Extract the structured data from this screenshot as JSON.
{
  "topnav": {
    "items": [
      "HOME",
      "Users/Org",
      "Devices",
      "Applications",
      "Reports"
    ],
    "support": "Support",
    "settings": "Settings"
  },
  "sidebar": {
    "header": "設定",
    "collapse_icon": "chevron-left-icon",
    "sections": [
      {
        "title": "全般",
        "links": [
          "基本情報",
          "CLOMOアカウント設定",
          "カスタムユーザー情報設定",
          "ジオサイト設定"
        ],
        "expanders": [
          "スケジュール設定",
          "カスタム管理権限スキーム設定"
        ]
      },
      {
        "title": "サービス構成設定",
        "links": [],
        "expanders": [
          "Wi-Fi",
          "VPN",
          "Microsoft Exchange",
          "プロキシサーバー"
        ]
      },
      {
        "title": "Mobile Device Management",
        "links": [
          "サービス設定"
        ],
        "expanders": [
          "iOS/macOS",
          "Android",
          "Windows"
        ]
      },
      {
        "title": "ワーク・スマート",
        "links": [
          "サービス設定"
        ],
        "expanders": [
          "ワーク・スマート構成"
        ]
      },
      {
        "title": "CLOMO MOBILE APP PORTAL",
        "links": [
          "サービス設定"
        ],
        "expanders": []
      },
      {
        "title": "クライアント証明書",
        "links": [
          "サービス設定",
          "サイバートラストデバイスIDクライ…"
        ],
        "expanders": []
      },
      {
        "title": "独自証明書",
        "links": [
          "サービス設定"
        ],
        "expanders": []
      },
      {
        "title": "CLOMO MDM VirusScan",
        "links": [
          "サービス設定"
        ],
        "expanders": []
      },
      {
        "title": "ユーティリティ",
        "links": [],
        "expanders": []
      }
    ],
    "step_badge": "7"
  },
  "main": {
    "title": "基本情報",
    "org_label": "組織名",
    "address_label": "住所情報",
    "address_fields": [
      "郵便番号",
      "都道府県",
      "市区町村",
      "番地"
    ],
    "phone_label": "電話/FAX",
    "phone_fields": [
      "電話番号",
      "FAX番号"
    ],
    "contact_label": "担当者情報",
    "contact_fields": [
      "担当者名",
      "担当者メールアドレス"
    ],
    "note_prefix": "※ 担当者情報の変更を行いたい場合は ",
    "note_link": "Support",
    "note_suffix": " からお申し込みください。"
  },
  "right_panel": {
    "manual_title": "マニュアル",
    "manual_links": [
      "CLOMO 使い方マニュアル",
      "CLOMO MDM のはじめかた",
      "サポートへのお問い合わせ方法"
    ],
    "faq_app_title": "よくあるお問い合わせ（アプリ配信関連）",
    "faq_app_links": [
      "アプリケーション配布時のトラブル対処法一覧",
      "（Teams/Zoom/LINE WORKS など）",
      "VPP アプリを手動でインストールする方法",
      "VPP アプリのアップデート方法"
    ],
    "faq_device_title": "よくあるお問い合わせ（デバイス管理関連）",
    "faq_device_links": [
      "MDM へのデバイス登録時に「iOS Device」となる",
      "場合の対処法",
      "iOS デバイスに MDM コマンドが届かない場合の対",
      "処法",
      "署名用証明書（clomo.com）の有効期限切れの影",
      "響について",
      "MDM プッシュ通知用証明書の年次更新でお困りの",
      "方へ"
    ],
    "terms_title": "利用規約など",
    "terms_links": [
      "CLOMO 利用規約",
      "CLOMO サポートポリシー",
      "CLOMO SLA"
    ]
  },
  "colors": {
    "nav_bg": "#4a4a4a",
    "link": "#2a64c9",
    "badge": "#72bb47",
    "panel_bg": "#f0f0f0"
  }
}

━━━━

Task directions: For this exercise, write out all of the data exactly.

Task solution:
Extract the structured data from this screenshot as JSON.
{
  "topnav": {
    "items": [
      "HOME",
      "Users/Org",
      "Devices",
      "Applications",
      "Reports"
    ],
    "support": "Support",
    "settings": "Settings"
  },
  "sidebar": {
    "header": "設定",
    "collapse_icon": "chevron-left-icon",
    "sections": [
      {
        "title": "全般",
        "links": [
          "基本情報",
          "CLOMOアカウント設定",
          "カスタムユーザー情報設定",
          "ジオサイト設定"
        ],
        "expanders": [
          "スケジュール設定",
          "カスタム管理権限スキーム設定"
        ]
      },
      {
        "title": "サービス構成設定",
        "links": [],
        "expanders": [
          "Wi-Fi",
          "VPN",
          "Microsoft Exchange",
          "プロキシサーバー"
        ]
      },
      {
        "title": "Mobile Device Management",
        "links": [
          "サービス設定"
        ],
        "expanders": [
          "iOS/macOS",
          "Android",
          "Windows"
        ]
      },
      {
        "title": "ワーク・スマート",
        "links": [
          "サービス設定"
        ],
        "expanders": [
          "ワーク・スマート構成"
        ]
      },
      {
        "title": "CLOMO MOBILE APP PORTAL",
        "links": [
          "サービス設定"
        ],
        "expanders": []
      },
      {
        "title": "クライアント証明書",
        "links": [
          "サービス設定",
          "サイバートラストデバイスIDクライ…"
        ],
        "expanders": []
      },
      {
        "title": "独自証明書",
        "links": [
          "サービス設定"
        ],
        "expanders": []
      },
      {
        "title": "CLOMO MDM VirusScan",
        "links": [
          "サービス設定"
        ],
        "expanders": []
      },
      {
        "title": "ユーティリティ",
        "links": [],
        "expanders": []
      }
    ],
    "step_badge": "7"
  },
  "main": {
    "title": "基本情報",
    "org_label": "組織名",
    "address_label": "住所情報",
    "address_fields": [
      "郵便番号",
      "都道府県",
      "市区町村",
      "番地"
    ],
    "phone_label": "電話/FAX",
    "phone_fields": [
      "電話番号",
      "FAX番号"
    ],
    "contact_label": "担当者情報",
    "contact_fields": [
      "担当者名",
      "担当者メールアドレス"
    ],
    "note_prefix": "※ 担当者情報の変更を行いたい場合は ",
    "note_link": "Support",
    "note_suffix": " からお申し込みください。"
  },
  "right_panel": {
    "manual_title": "マニュアル",
    "manual_links": [
      "CLOMO 使い方マニュアル",
      "CLOMO MDM のはじめかた",
      "サポートへのお問い合わせ方法"
    ],
    "faq_app_title": "よくあるお問い合わせ（アプリ配信関連）",
    "faq_app_links": [
      "アプリケーション配布時のトラブル対処法一覧",
      "（Teams/Zoom/LINE WORKS など）",
      "VPP アプリを手動でインストールする方法",
      "VPP アプリのアップデート方法"
    ],
    "faq_device_title": "よくあるお問い合わせ（デバイス管理関連）",
    "faq_device_links": [
      "MDM へのデバイス登録時に「iOS Device」となる",
      "場合の対処法",
      "iOS デバイスに MDM コマンドが届かない場合の対",
      "処法",
      "署名用証明書（clomo.com）の有効期限切れの影",
      "響について",
      "MDM プッシュ通知用証明書の年次更新でお困りの",
      "方へ"
    ],
    "terms_title": "利用規約など",
    "terms_links": [
      "CLOMO 利用規約",
      "CLOMO サポートポリシー",
      "CLOMO SLA"
    ]
  },
  "colors": {
    "nav_bg": "#4a4a4a",
    "link": "#2a64c9",
    "badge": "#72bb47",
    "panel_bg": "#f0f0f0"
  }
}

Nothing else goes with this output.